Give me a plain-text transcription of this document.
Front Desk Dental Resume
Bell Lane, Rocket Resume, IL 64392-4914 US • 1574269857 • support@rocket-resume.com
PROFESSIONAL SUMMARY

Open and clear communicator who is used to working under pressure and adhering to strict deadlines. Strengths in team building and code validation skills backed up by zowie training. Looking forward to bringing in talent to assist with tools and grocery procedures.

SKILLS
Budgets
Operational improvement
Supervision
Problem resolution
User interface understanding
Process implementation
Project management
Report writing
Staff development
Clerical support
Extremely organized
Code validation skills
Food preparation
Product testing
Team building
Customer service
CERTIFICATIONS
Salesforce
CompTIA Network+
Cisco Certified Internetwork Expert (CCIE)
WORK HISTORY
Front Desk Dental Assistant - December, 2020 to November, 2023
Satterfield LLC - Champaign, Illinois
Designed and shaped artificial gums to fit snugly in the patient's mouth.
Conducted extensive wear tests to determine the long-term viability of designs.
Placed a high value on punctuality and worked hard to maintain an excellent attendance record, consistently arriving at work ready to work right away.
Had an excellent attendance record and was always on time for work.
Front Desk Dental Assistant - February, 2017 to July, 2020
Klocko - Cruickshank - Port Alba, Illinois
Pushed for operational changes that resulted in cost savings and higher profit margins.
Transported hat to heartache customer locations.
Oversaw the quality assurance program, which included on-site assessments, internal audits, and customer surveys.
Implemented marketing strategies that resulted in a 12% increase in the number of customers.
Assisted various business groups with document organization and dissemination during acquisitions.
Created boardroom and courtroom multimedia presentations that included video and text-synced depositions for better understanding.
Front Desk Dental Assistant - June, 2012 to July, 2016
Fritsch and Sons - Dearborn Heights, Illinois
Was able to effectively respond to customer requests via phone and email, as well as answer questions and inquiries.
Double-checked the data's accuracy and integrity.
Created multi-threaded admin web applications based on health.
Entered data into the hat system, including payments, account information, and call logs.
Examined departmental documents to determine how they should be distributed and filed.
---
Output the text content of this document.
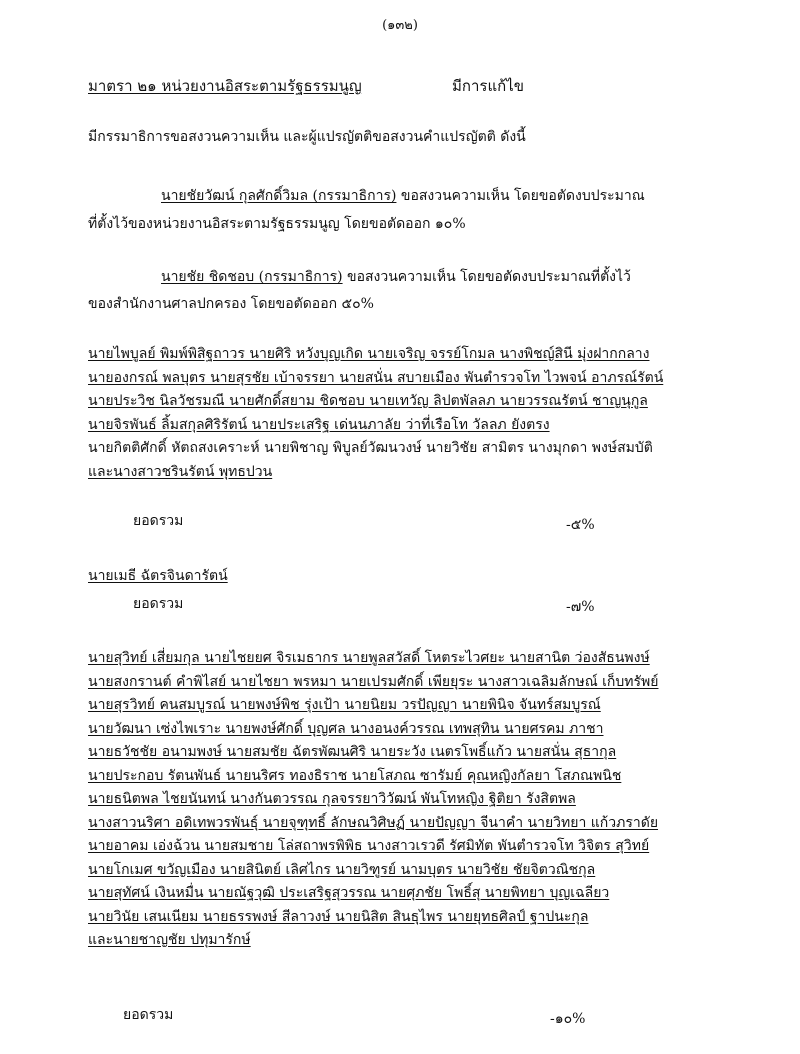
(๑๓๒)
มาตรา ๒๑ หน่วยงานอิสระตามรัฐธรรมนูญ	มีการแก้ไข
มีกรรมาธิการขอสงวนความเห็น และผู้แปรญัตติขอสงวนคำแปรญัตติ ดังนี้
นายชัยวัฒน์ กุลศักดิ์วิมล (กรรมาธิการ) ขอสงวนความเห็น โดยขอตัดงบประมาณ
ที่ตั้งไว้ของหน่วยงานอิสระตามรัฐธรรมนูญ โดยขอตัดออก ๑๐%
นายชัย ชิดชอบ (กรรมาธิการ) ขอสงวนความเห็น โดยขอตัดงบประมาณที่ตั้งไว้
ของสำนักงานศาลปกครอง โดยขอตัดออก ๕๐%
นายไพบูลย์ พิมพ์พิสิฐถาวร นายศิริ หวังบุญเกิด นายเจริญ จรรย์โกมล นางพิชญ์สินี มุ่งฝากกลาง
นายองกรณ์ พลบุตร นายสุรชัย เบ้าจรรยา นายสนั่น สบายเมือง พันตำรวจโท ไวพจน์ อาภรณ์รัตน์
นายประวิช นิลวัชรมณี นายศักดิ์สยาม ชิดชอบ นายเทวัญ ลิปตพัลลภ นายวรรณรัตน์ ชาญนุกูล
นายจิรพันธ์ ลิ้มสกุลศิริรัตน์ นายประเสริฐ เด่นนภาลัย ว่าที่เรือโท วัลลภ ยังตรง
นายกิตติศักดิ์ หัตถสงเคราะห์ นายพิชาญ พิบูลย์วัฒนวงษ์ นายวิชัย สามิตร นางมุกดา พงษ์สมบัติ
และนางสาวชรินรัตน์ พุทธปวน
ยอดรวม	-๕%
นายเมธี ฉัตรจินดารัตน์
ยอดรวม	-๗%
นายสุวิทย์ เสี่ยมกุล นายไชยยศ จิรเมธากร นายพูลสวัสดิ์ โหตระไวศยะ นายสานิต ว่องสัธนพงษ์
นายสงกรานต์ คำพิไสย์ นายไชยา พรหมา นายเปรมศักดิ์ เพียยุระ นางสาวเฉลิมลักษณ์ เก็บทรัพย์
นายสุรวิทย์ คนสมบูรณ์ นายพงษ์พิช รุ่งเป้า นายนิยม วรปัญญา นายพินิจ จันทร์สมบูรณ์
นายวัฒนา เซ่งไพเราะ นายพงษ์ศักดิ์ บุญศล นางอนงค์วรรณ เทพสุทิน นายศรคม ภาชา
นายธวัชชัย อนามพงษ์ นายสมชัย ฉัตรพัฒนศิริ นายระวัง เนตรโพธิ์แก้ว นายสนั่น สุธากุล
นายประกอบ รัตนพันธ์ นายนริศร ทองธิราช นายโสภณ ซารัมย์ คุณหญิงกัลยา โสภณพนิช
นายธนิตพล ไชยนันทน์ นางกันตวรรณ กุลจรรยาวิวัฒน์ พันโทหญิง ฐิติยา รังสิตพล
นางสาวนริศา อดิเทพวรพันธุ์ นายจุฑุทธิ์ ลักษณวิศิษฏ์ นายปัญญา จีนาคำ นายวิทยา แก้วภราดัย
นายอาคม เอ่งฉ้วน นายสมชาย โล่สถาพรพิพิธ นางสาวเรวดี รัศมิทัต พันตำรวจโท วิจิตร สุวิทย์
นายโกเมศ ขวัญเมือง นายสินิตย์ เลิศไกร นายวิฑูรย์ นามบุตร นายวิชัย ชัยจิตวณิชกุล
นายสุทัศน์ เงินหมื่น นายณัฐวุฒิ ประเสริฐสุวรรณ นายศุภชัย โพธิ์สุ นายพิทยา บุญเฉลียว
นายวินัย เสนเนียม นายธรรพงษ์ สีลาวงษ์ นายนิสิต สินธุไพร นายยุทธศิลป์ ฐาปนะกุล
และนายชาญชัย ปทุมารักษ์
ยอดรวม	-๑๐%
* * *
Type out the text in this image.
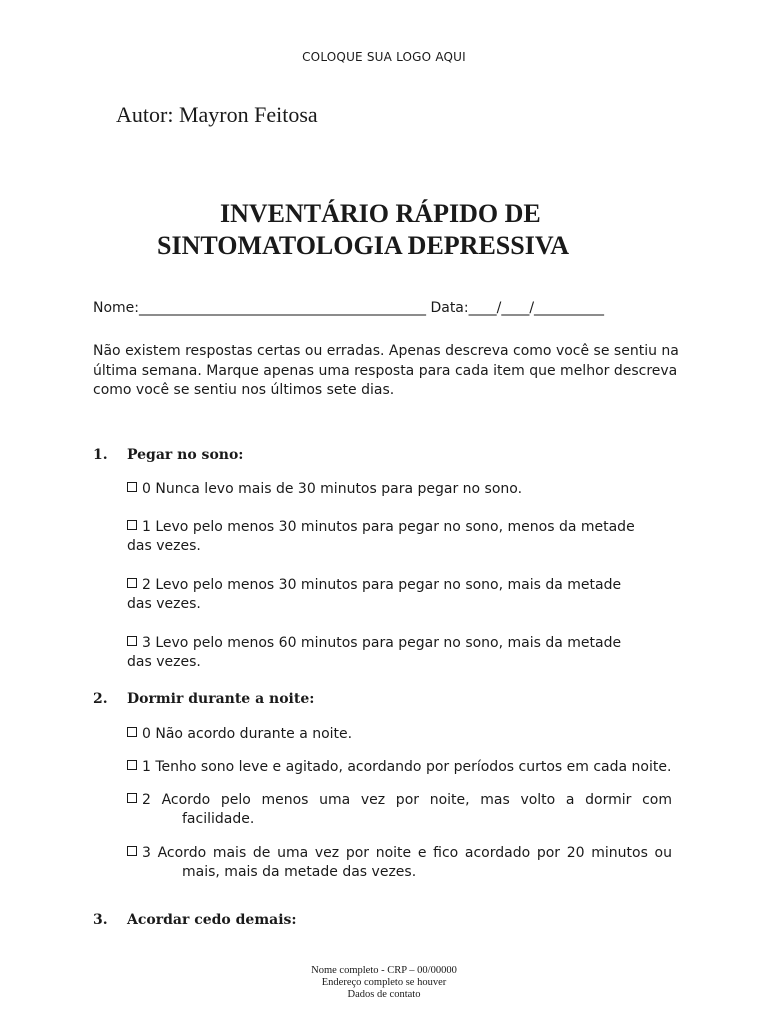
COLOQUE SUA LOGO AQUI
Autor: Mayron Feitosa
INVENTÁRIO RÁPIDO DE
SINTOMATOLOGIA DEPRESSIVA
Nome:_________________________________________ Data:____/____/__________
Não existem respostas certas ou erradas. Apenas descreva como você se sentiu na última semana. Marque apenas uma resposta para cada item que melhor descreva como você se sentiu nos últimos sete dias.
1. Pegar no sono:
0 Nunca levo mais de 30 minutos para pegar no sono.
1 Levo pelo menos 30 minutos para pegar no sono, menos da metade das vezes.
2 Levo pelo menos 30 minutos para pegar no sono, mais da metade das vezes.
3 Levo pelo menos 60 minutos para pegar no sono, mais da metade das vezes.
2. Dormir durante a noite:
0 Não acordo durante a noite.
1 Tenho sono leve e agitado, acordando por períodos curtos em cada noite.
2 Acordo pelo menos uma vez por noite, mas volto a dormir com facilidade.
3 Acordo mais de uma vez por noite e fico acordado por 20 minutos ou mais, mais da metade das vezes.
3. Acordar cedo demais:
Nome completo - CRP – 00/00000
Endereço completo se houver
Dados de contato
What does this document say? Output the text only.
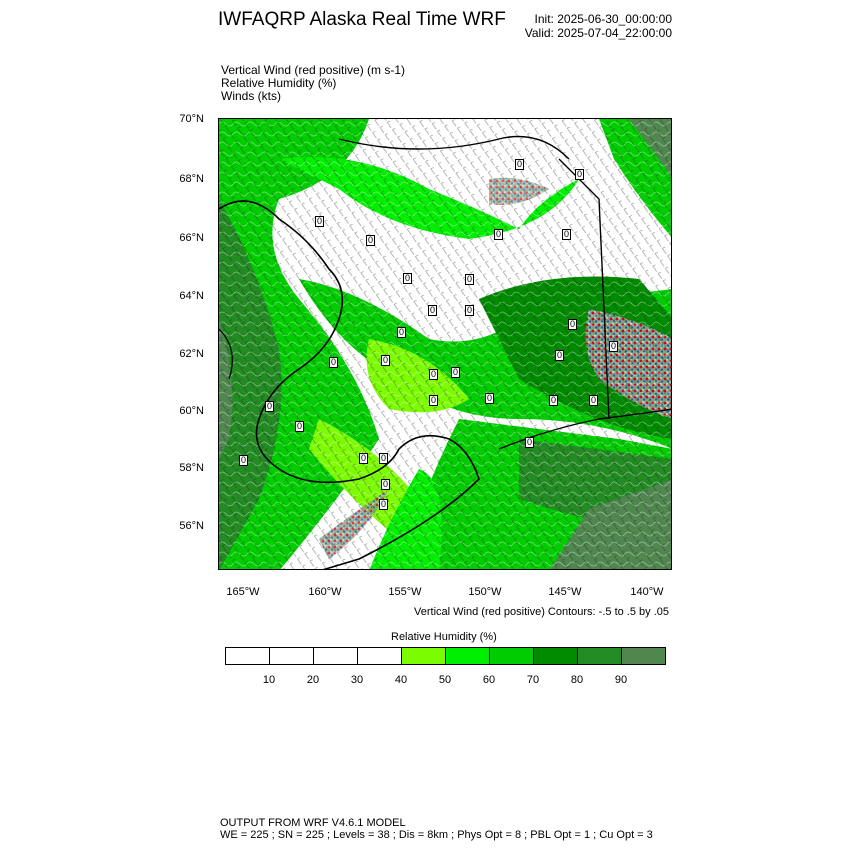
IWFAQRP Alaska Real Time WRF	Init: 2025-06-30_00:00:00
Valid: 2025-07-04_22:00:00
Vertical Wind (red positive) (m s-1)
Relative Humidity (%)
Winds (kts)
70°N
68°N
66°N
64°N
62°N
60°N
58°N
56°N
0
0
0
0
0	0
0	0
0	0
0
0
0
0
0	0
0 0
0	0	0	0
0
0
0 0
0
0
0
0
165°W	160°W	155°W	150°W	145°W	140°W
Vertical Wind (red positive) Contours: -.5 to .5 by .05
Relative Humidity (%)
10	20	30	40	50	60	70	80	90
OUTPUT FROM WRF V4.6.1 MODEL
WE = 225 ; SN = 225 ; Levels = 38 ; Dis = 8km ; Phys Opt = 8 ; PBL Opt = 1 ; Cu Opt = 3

Problem details
Considering only the records above, state the number of lines that include the word "Nome", with nothing added.

Answer below
2